(Records excerpted from a collection)
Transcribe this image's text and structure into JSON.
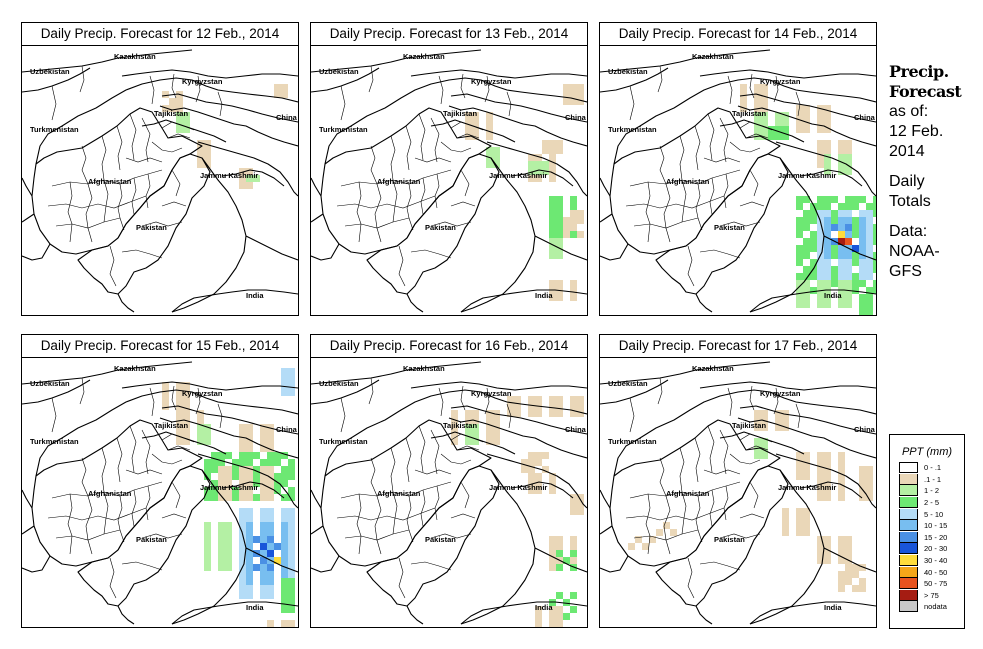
{
  "panels": [
    {
      "title": "Daily Precip. Forecast for  12 Feb., 2014"
    },
    {
      "title": "Daily Precip. Forecast for  13 Feb., 2014"
    },
    {
      "title": "Daily Precip. Forecast for  14 Feb., 2014"
    },
    {
      "title": "Daily Precip. Forecast for  15 Feb., 2014"
    },
    {
      "title": "Daily Precip. Forecast for  16 Feb., 2014"
    },
    {
      "title": "Daily Precip. Forecast for  17 Feb., 2014"
    }
  ],
  "places": [
    "Kazakhstan",
    "Uzbekistan",
    "Kyrgyzstan",
    "Tajikistan",
    "China",
    "Turkmenistan",
    "Afghanistan",
    "Jammu Kashmir",
    "Pakistan",
    "India"
  ],
  "side": {
    "line1": "Precip.",
    "line2": "Forecast",
    "line3": "as of:",
    "line4": "12 Feb.",
    "line5": "2014",
    "line6": "Daily",
    "line7": "Totals",
    "line8": "Data:",
    "line9": "NOAA-",
    "line10": "GFS"
  },
  "legend": {
    "title": "PPT (mm)",
    "items": [
      {
        "label": "0 - .1",
        "color": "#ffffff"
      },
      {
        "label": ".1 - 1",
        "color": "#ead7b8"
      },
      {
        "label": "1 - 2",
        "color": "#b4f0a4"
      },
      {
        "label": "2 - 5",
        "color": "#6de873"
      },
      {
        "label": "5 - 10",
        "color": "#b4dcf7"
      },
      {
        "label": "10 - 15",
        "color": "#78bef0"
      },
      {
        "label": "15 - 20",
        "color": "#4a90e4"
      },
      {
        "label": "20 - 30",
        "color": "#1955d9"
      },
      {
        "label": "30 - 40",
        "color": "#ffdc3c"
      },
      {
        "label": "40 - 50",
        "color": "#f5a619"
      },
      {
        "label": "50 - 75",
        "color": "#e8531e"
      },
      {
        "label": "> 75",
        "color": "#a51c12"
      },
      {
        "label": "nodata",
        "color": "#c8c8c8"
      }
    ]
  }
}
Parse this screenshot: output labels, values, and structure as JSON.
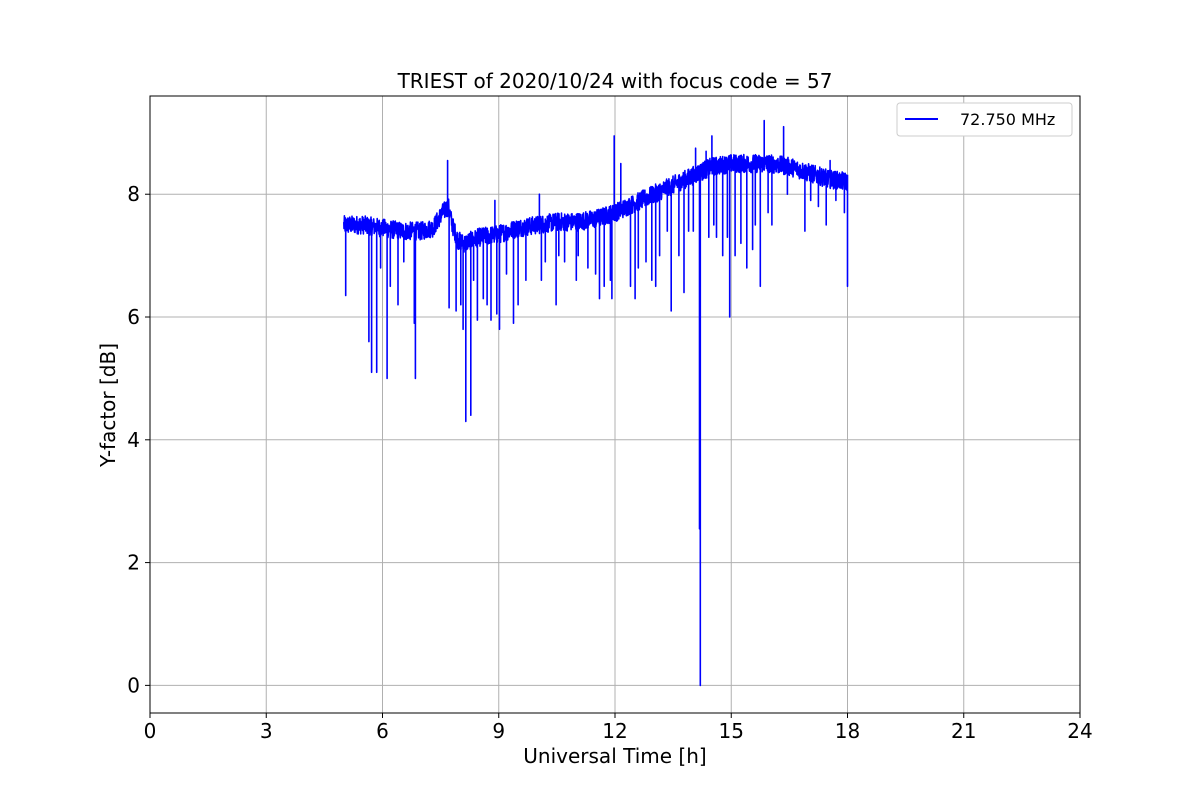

**Directive:** From the entries above, extract each line containing "structure".

**Response to the exercise:**
Transcribe this image's text and structure into JSON.
Parse this screenshot: output labels, values, and structure as JSON.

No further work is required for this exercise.